Recorded data:
--
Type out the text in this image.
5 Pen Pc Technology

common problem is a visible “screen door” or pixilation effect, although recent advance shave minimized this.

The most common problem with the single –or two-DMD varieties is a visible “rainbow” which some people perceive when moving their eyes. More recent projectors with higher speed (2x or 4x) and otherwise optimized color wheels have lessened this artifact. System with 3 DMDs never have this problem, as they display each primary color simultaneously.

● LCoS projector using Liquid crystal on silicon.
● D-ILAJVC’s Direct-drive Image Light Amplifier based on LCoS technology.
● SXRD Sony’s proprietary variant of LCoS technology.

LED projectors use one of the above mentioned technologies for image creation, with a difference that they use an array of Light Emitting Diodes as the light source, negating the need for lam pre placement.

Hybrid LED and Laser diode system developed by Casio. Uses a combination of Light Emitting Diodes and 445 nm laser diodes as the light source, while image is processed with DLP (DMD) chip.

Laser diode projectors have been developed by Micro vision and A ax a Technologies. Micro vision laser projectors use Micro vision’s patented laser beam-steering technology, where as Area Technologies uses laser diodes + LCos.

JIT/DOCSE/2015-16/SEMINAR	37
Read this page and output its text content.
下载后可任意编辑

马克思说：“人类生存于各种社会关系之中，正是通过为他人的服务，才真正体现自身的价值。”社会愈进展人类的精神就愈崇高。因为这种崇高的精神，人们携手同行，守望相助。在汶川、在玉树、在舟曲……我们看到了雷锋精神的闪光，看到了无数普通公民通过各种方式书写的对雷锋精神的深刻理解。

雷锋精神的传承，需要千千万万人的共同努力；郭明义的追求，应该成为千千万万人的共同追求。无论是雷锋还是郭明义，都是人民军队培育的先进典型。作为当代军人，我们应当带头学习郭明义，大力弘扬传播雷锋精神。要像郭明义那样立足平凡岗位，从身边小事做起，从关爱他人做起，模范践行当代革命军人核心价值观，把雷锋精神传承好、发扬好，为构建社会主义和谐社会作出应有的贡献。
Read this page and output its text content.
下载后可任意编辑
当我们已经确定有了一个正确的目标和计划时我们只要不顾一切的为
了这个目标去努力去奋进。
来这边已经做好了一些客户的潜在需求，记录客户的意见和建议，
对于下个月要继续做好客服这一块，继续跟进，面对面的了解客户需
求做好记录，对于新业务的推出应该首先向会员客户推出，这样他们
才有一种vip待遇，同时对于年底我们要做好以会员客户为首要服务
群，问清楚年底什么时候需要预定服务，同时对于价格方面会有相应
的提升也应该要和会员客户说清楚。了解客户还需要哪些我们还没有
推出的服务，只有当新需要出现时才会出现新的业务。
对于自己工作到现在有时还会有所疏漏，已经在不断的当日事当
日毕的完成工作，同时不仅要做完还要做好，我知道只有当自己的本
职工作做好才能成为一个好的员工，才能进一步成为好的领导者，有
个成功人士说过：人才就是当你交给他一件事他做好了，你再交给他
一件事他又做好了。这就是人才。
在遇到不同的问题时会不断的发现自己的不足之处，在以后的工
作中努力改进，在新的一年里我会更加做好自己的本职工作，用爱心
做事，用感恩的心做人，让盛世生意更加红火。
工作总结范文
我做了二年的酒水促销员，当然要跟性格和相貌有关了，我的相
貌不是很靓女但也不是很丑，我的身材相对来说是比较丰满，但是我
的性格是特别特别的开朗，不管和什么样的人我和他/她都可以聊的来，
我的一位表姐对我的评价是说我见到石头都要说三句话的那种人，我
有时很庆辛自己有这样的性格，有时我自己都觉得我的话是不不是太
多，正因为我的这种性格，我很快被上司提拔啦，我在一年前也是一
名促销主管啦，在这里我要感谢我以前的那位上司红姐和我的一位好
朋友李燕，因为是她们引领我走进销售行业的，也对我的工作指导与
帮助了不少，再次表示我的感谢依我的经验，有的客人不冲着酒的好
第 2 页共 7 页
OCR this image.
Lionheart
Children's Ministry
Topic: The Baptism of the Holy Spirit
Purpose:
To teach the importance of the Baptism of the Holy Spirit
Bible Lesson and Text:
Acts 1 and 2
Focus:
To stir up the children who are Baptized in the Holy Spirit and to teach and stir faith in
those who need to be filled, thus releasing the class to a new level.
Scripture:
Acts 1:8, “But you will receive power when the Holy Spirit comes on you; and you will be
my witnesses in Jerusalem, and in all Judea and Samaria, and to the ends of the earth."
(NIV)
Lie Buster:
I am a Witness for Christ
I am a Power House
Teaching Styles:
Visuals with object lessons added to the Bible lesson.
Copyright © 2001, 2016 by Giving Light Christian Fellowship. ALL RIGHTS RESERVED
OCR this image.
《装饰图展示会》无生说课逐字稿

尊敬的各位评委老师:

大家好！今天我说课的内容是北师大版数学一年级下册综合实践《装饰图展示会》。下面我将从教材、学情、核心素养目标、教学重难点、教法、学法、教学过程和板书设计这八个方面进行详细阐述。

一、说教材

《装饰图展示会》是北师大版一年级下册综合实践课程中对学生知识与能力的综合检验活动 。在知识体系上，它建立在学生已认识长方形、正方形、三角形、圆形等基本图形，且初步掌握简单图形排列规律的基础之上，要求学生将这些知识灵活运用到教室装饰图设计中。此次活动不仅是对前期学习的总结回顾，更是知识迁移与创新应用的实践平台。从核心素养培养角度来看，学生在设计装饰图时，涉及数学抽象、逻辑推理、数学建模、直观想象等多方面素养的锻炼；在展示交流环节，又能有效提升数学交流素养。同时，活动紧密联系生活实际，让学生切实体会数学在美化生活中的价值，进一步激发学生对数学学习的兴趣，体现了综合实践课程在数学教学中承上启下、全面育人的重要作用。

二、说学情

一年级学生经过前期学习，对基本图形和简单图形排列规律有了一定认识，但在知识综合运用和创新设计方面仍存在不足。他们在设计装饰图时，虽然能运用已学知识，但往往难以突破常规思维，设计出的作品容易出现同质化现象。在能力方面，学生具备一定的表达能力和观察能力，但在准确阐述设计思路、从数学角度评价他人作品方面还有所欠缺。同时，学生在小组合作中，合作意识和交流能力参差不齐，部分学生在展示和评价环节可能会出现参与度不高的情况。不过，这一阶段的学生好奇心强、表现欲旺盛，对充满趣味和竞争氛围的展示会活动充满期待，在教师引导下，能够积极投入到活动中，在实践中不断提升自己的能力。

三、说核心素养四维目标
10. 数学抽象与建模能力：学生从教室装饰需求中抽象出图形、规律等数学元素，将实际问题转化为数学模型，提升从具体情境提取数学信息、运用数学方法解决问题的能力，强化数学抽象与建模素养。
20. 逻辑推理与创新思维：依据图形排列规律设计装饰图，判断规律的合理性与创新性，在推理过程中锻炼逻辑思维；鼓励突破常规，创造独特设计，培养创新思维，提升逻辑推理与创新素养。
--
WHAT IS EXPECTED. Extract every record. Keep wording exact.

FINAL RESULT.
Type out the text in this image.
5 Pen Pc Technology

common problem is a visible “screen door” or pixilation effect, although recent advance shave minimized this.

The most common problem with the single –or two-DMD varieties is a visible “rainbow” which some people perceive when moving their eyes. More recent projectors with higher speed (2x or 4x) and otherwise optimized color wheels have lessened this artifact. System with 3 DMDs never have this problem, as they display each primary color simultaneously.

● LCoS projector using Liquid crystal on silicon.
● D-ILAJVC’s Direct-drive Image Light Amplifier based on LCoS technology.
● SXRD Sony’s proprietary variant of LCoS technology.

LED projectors use one of the above mentioned technologies for image creation, with a difference that they use an array of Light Emitting Diodes as the light source, negating the need for lam pre placement.

Hybrid LED and Laser diode system developed by Casio. Uses a combination of Light Emitting Diodes and 445 nm laser diodes as the light source, while image is processed with DLP (DMD) chip.

Laser diode projectors have been developed by Micro vision and A ax a Technologies. Micro vision laser projectors use Micro vision’s patented laser beam-steering technology, where as Area Technologies uses laser diodes + LCos.

JIT/DOCSE/2015-16/SEMINAR	37
Read this page and output its text content.
下载后可任意编辑

马克思说：“人类生存于各种社会关系之中，正是通过为他人的服务，才真正体现自身的价值。”社会愈进展人类的精神就愈崇高。因为这种崇高的精神，人们携手同行，守望相助。在汶川、在玉树、在舟曲……我们看到了雷锋精神的闪光，看到了无数普通公民通过各种方式书写的对雷锋精神的深刻理解。

雷锋精神的传承，需要千千万万人的共同努力；郭明义的追求，应该成为千千万万人的共同追求。无论是雷锋还是郭明义，都是人民军队培育的先进典型。作为当代军人，我们应当带头学习郭明义，大力弘扬传播雷锋精神。要像郭明义那样立足平凡岗位，从身边小事做起，从关爱他人做起，模范践行当代革命军人核心价值观，把雷锋精神传承好、发扬好，为构建社会主义和谐社会作出应有的贡献。
Read this page and output its text content.
下载后可任意编辑
当我们已经确定有了一个正确的目标和计划时我们只要不顾一切的为
了这个目标去努力去奋进。
来这边已经做好了一些客户的潜在需求，记录客户的意见和建议，
对于下个月要继续做好客服这一块，继续跟进，面对面的了解客户需
求做好记录，对于新业务的推出应该首先向会员客户推出，这样他们
才有一种vip待遇，同时对于年底我们要做好以会员客户为首要服务
群，问清楚年底什么时候需要预定服务，同时对于价格方面会有相应
的提升也应该要和会员客户说清楚。了解客户还需要哪些我们还没有
推出的服务，只有当新需要出现时才会出现新的业务。
对于自己工作到现在有时还会有所疏漏，已经在不断的当日事当
日毕的完成工作，同时不仅要做完还要做好，我知道只有当自己的本
职工作做好才能成为一个好的员工，才能进一步成为好的领导者，有
个成功人士说过：人才就是当你交给他一件事他做好了，你再交给他
一件事他又做好了。这就是人才。
在遇到不同的问题时会不断的发现自己的不足之处，在以后的工
作中努力改进，在新的一年里我会更加做好自己的本职工作，用爱心
做事，用感恩的心做人，让盛世生意更加红火。
工作总结范文
我做了二年的酒水促销员，当然要跟性格和相貌有关了，我的相
貌不是很靓女但也不是很丑，我的身材相对来说是比较丰满，但是我
的性格是特别特别的开朗，不管和什么样的人我和他/她都可以聊的来，
我的一位表姐对我的评价是说我见到石头都要说三句话的那种人，我
有时很庆辛自己有这样的性格，有时我自己都觉得我的话是不不是太
多，正因为我的这种性格，我很快被上司提拔啦，我在一年前也是一
名促销主管啦，在这里我要感谢我以前的那位上司红姐和我的一位好
朋友李燕，因为是她们引领我走进销售行业的，也对我的工作指导与
帮助了不少，再次表示我的感谢依我的经验，有的客人不冲着酒的好
第 2 页共 7 页
OCR this image.
Lionheart
Children's Ministry
Topic: The Baptism of the Holy Spirit
Purpose:
To teach the importance of the Baptism of the Holy Spirit
Bible Lesson and Text:
Acts 1 and 2
Focus:
To stir up the children who are Baptized in the Holy Spirit and to teach and stir faith in
those who need to be filled, thus releasing the class to a new level.
Scripture:
Acts 1:8, “But you will receive power when the Holy Spirit comes on you; and you will be
my witnesses in Jerusalem, and in all Judea and Samaria, and to the ends of the earth."
(NIV)
Lie Buster:
I am a Witness for Christ
I am a Power House
Teaching Styles:
Visuals with object lessons added to the Bible lesson.
Copyright © 2001, 2016 by Giving Light Christian Fellowship. ALL RIGHTS RESERVED
OCR this image.
《装饰图展示会》无生说课逐字稿

尊敬的各位评委老师:

大家好！今天我说课的内容是北师大版数学一年级下册综合实践《装饰图展示会》。下面我将从教材、学情、核心素养目标、教学重难点、教法、学法、教学过程和板书设计这八个方面进行详细阐述。

一、说教材

《装饰图展示会》是北师大版一年级下册综合实践课程中对学生知识与能力的综合检验活动 。在知识体系上，它建立在学生已认识长方形、正方形、三角形、圆形等基本图形，且初步掌握简单图形排列规律的基础之上，要求学生将这些知识灵活运用到教室装饰图设计中。此次活动不仅是对前期学习的总结回顾，更是知识迁移与创新应用的实践平台。从核心素养培养角度来看，学生在设计装饰图时，涉及数学抽象、逻辑推理、数学建模、直观想象等多方面素养的锻炼；在展示交流环节，又能有效提升数学交流素养。同时，活动紧密联系生活实际，让学生切实体会数学在美化生活中的价值，进一步激发学生对数学学习的兴趣，体现了综合实践课程在数学教学中承上启下、全面育人的重要作用。

二、说学情

一年级学生经过前期学习，对基本图形和简单图形排列规律有了一定认识，但在知识综合运用和创新设计方面仍存在不足。他们在设计装饰图时，虽然能运用已学知识，但往往难以突破常规思维，设计出的作品容易出现同质化现象。在能力方面，学生具备一定的表达能力和观察能力，但在准确阐述设计思路、从数学角度评价他人作品方面还有所欠缺。同时，学生在小组合作中，合作意识和交流能力参差不齐，部分学生在展示和评价环节可能会出现参与度不高的情况。不过，这一阶段的学生好奇心强、表现欲旺盛，对充满趣味和竞争氛围的展示会活动充满期待，在教师引导下，能够积极投入到活动中，在实践中不断提升自己的能力。

三、说核心素养四维目标
10. 数学抽象与建模能力：学生从教室装饰需求中抽象出图形、规律等数学元素，将实际问题转化为数学模型，提升从具体情境提取数学信息、运用数学方法解决问题的能力，强化数学抽象与建模素养。
20. 逻辑推理与创新思维：依据图形排列规律设计装饰图，判断规律的合理性与创新性，在推理过程中锻炼逻辑思维；鼓励突破常规，创造独特设计，培养创新思维，提升逻辑推理与创新素养。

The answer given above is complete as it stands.